[Collected data entries]
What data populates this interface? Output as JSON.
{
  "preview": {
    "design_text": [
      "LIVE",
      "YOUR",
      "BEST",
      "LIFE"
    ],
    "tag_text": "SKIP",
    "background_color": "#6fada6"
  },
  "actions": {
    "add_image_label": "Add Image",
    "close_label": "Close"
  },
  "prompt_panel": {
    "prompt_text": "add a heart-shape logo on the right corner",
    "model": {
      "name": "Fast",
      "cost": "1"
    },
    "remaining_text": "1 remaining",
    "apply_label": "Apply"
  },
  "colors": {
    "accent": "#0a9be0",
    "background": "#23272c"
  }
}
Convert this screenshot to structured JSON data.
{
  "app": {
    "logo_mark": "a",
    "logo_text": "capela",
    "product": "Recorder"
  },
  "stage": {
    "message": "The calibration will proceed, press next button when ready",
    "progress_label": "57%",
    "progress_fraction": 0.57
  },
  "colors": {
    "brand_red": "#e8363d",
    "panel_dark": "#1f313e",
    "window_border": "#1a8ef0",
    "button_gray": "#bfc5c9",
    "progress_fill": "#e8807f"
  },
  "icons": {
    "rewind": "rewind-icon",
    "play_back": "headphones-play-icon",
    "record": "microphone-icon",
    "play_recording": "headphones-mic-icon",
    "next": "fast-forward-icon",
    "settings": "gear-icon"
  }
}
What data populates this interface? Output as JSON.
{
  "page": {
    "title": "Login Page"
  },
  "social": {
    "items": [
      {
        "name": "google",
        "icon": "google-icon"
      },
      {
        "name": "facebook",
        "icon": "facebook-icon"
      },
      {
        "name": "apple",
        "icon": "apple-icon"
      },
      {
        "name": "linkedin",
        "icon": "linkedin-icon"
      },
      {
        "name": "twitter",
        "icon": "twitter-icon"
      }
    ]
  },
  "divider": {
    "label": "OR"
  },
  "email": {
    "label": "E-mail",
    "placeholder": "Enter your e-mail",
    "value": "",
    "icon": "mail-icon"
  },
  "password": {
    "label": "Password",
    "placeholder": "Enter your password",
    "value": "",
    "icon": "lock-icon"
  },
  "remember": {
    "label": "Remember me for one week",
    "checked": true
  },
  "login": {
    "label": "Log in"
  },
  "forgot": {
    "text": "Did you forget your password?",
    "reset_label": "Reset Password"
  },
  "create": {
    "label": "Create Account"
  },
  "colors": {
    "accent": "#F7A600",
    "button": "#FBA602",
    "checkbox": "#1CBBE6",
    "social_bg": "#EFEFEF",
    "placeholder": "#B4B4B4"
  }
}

» **Task directions**: Only lines with the word "Enter" should be collected from the material.

» **Result below**:
    "placeholder": "Enter your e-mail",
    "placeholder": "Enter your password",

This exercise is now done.